--- The task ---
Identify every line in the records below that contains the word "depreciation", and reproduce each one.
===== Material
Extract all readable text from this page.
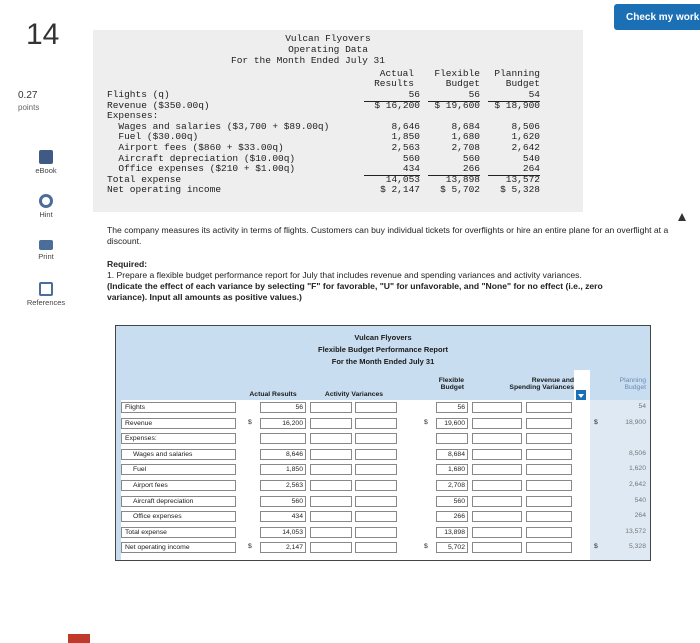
14
Check my work
0.27
points
eBook
Hint
Print
References
Vulcan Flyovers
Operating Data
For the Month Ended July 31
Actual
Results
Flexible
Budget
Planning
Budget
Flights (q)	56	56	54
Revenue ($350.00q)	$ 16,200	$ 19,600	$ 18,900
Expenses:
Wages and salaries ($3,700 + $89.00q)	8,646	8,684	8,506
Fuel ($30.00q)	1,850	1,680	1,620
Airport fees ($860 + $33.00q)	2,563	2,708	2,642
Aircraft depreciation ($10.00q)	560	560	540
Office expenses ($210 + $1.00q)	434	266	264
Total expense	14,053	13,898	13,572
Net operating income	$ 2,147	$ 5,702	$ 5,328
The company measures its activity in terms of flights. Customers can buy individual tickets for overflights or hire an entire plane for an overflight at a discount.
Required:
1. Prepare a flexible budget performance report for July that includes revenue and spending variances and activity variances.
(Indicate the effect of each variance by selecting "F" for favorable, "U" for unfavorable, and "None" for no effect (i.e., zero
variance). Input all amounts as positive values.)
Vulcan Flyovers
Flexible Budget Performance Report
For the Month Ended July 31
Actual Results	Activity Variances
Flexible
Budget
Revenue and
Spending Variances
Planning
Budget
Flights	56	56	54
Revenue	$	16,200	$	19,600	$	18,900
Expenses:
Wages and salaries	8,646	8,684	8,506
Fuel	1,850	1,680	1,620
Airport fees	2,563	2,708	2,642
Aircraft depreciation	560	560	540
Office expenses	434	266	264
Total expense	14,053	13,898	13,572
Net operating income	$	2,147	$	5,702	$	5,328
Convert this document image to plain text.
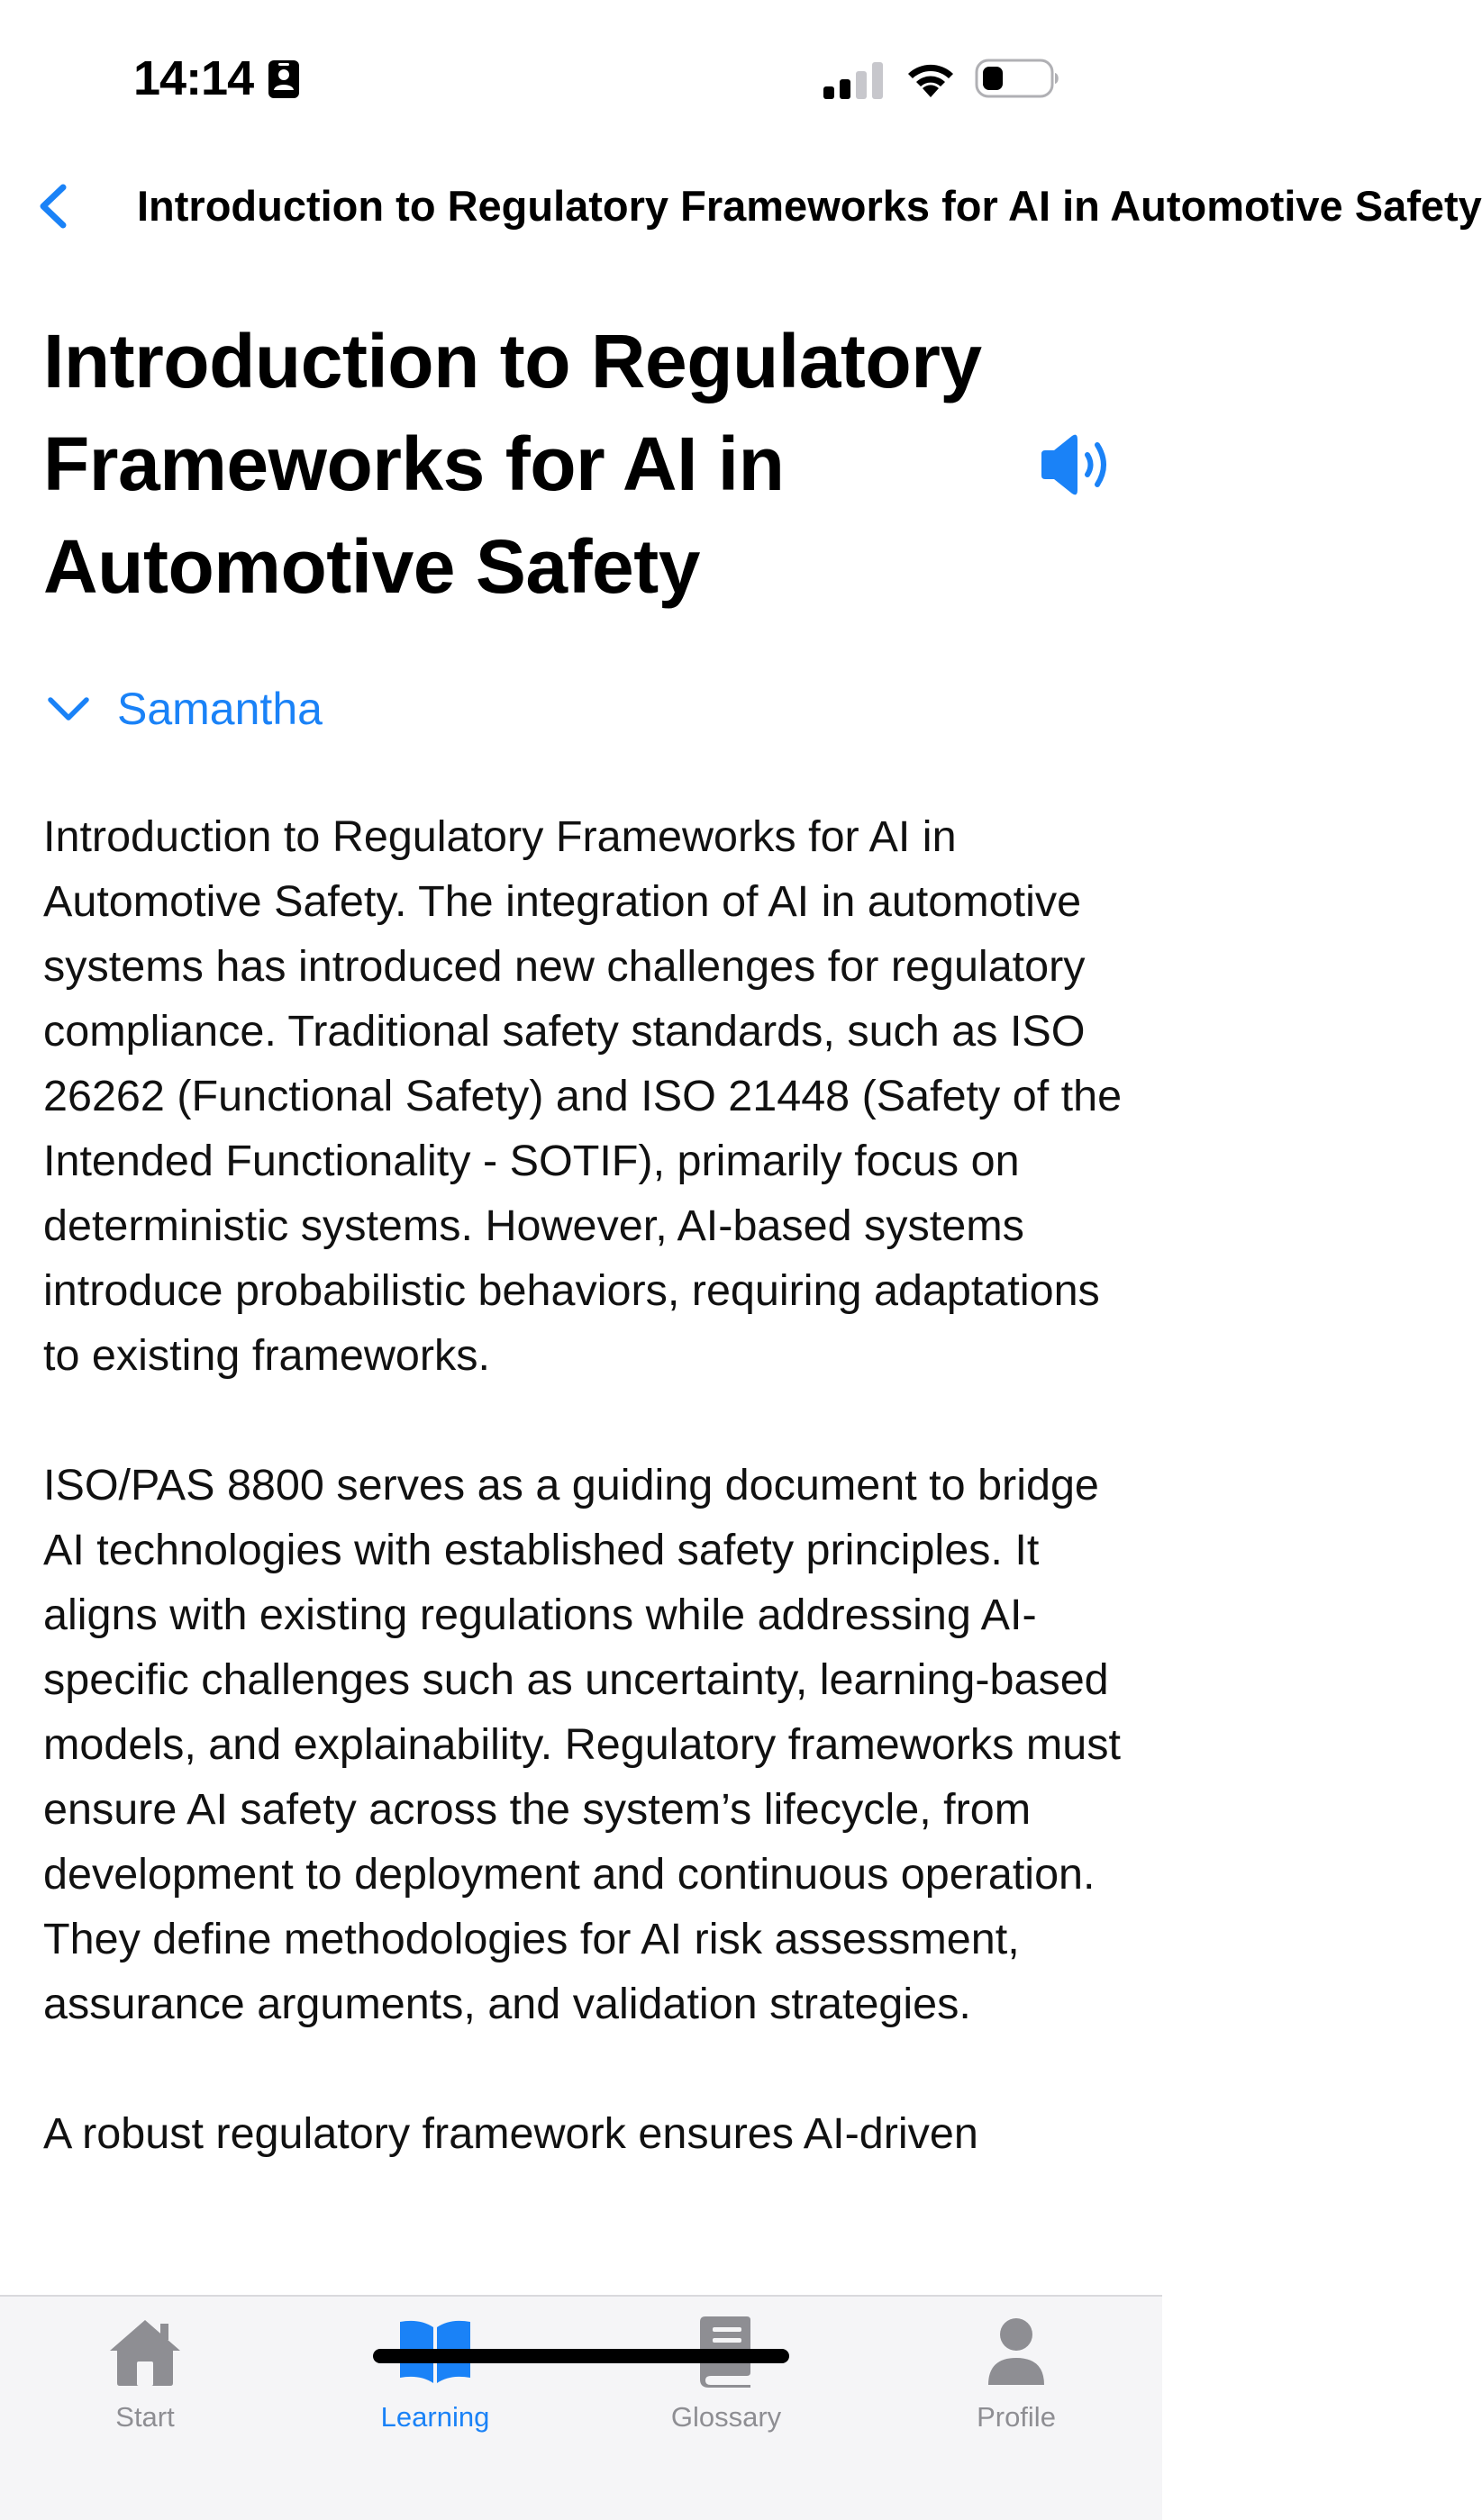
14:14
Introduction to Regulatory Frameworks for AI in Automotive Safety
Introduction to Regulatory Frameworks for AI in Automotive Safety
Samantha

Introduction to Regulatory Frameworks for AI in Automotive Safety. The integration of AI in automotive systems has introduced new challenges for regulatory compliance. Traditional safety standards, such as ISO 26262 (Functional Safety) and ISO 21448 (Safety of the Intended Functionality - SOTIF), primarily focus on deterministic systems. However, AI-based systems introduce probabilistic behaviors, requiring adaptations to existing frameworks.

ISO/PAS 8800 serves as a guiding document to bridge AI technologies with established safety principles. It aligns with existing regulations while addressing AI-specific challenges such as uncertainty, learning-based models, and explainability. Regulatory frameworks must ensure AI safety across the system’s lifecycle, from development to deployment and continuous operation. They define methodologies for AI risk assessment, assurance arguments, and validation strategies.

A robust regulatory framework ensures AI-driven

Start	Learning	Glossary	Profile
==========
--- Answer to this task ---
Aircraft depreciation ($10.00q)	560	560	540
Aircraft depreciation	560	560	540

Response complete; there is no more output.